Task requirements ::
In the data below, find every line that has the string "this", and copy it.

▼

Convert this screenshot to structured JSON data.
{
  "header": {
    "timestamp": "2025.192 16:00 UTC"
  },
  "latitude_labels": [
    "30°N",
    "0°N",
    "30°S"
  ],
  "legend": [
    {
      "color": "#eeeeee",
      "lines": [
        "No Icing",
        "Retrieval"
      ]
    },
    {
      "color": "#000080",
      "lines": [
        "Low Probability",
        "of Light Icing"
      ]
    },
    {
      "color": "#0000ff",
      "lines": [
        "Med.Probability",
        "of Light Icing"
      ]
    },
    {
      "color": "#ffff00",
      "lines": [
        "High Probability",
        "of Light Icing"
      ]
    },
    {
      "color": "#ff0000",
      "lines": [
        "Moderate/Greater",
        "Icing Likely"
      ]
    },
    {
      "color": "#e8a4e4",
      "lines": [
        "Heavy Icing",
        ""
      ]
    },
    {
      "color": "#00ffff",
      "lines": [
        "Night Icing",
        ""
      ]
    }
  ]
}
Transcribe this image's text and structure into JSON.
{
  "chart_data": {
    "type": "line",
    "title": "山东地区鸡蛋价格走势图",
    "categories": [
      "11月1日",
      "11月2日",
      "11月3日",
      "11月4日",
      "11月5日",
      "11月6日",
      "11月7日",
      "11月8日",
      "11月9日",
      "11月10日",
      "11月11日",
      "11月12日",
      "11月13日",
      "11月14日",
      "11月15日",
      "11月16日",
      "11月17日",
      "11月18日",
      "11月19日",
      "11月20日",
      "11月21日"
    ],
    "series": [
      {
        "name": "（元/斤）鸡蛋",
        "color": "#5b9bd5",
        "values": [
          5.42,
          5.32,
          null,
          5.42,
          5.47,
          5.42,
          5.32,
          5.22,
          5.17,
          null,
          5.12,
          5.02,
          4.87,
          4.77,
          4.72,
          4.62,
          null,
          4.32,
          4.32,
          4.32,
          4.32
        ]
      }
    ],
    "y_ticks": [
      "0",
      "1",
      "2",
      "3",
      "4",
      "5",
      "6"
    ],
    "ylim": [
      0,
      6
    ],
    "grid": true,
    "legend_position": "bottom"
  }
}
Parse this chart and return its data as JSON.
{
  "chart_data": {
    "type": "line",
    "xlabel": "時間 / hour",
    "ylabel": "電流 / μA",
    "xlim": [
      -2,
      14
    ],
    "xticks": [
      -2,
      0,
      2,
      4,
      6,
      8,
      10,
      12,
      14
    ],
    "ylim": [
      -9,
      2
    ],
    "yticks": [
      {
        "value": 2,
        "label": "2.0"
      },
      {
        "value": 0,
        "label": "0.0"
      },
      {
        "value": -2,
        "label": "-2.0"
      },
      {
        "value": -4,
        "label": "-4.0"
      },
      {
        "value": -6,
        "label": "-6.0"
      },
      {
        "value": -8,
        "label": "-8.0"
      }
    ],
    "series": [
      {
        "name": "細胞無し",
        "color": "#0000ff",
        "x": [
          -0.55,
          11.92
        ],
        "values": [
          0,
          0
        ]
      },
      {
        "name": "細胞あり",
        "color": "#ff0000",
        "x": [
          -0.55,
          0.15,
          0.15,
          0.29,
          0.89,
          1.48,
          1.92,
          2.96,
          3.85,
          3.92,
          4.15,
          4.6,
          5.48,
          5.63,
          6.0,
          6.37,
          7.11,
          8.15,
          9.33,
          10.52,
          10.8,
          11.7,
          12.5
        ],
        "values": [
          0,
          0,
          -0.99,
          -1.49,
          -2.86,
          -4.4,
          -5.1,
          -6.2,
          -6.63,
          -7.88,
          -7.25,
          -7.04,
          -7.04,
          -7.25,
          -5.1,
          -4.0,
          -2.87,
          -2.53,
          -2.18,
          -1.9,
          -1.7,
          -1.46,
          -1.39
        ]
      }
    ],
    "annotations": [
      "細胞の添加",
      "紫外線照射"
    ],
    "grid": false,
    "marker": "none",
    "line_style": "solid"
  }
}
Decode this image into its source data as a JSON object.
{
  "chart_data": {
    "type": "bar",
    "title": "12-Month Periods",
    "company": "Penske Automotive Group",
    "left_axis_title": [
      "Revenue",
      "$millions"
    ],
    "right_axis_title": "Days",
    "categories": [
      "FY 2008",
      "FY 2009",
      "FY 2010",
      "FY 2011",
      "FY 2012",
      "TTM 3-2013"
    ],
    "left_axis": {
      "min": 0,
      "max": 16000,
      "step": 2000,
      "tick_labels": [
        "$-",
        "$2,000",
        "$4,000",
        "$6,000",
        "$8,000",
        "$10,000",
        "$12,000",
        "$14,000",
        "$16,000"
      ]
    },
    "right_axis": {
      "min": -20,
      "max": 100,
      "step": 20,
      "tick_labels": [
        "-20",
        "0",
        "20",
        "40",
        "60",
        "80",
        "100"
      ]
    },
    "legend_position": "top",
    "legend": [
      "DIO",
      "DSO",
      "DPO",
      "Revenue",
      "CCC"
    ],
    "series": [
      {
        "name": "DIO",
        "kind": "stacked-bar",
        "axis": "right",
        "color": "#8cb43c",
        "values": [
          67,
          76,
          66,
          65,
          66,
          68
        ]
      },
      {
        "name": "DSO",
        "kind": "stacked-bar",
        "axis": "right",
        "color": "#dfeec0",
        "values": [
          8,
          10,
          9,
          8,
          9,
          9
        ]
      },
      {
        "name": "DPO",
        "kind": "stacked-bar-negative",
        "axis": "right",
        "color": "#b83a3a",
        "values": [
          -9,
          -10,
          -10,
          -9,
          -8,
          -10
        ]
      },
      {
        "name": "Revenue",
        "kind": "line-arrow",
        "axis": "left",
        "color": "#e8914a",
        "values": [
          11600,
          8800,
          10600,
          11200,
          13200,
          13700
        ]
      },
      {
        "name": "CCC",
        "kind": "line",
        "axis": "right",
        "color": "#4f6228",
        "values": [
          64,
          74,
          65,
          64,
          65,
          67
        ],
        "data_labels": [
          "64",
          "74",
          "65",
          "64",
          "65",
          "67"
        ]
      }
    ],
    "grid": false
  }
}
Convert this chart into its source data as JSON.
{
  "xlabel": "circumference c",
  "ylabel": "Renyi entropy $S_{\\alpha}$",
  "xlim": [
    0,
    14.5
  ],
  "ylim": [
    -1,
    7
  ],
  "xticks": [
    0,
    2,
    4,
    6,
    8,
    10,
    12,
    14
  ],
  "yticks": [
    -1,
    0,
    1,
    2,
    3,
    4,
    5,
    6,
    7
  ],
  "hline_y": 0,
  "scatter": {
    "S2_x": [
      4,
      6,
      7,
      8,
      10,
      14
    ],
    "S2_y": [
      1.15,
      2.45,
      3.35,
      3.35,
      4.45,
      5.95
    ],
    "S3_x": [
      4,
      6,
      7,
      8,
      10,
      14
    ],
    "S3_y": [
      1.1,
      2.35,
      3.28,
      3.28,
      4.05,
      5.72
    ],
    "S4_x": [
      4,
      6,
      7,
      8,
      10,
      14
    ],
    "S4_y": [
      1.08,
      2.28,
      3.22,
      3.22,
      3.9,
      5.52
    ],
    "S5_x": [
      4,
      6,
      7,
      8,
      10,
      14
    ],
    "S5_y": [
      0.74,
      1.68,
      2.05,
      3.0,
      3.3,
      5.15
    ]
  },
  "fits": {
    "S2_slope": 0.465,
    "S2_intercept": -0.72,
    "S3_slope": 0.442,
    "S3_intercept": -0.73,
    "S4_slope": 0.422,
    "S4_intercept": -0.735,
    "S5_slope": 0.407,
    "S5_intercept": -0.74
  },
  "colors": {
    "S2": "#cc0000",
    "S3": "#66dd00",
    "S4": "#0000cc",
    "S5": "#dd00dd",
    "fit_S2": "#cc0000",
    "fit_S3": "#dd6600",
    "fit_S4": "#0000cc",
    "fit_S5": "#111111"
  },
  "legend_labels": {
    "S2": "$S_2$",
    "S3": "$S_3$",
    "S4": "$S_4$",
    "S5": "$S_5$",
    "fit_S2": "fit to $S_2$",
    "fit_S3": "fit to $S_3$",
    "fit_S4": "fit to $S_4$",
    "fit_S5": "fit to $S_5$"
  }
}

▲

Completed exercise ::
Convert this screenshot to structured JSON data.
Transcribe this image's text and structure into JSON.
Parse this chart and return its data as JSON.
Decode this image into its source data as a JSON object.
Convert this chart into its source data as JSON.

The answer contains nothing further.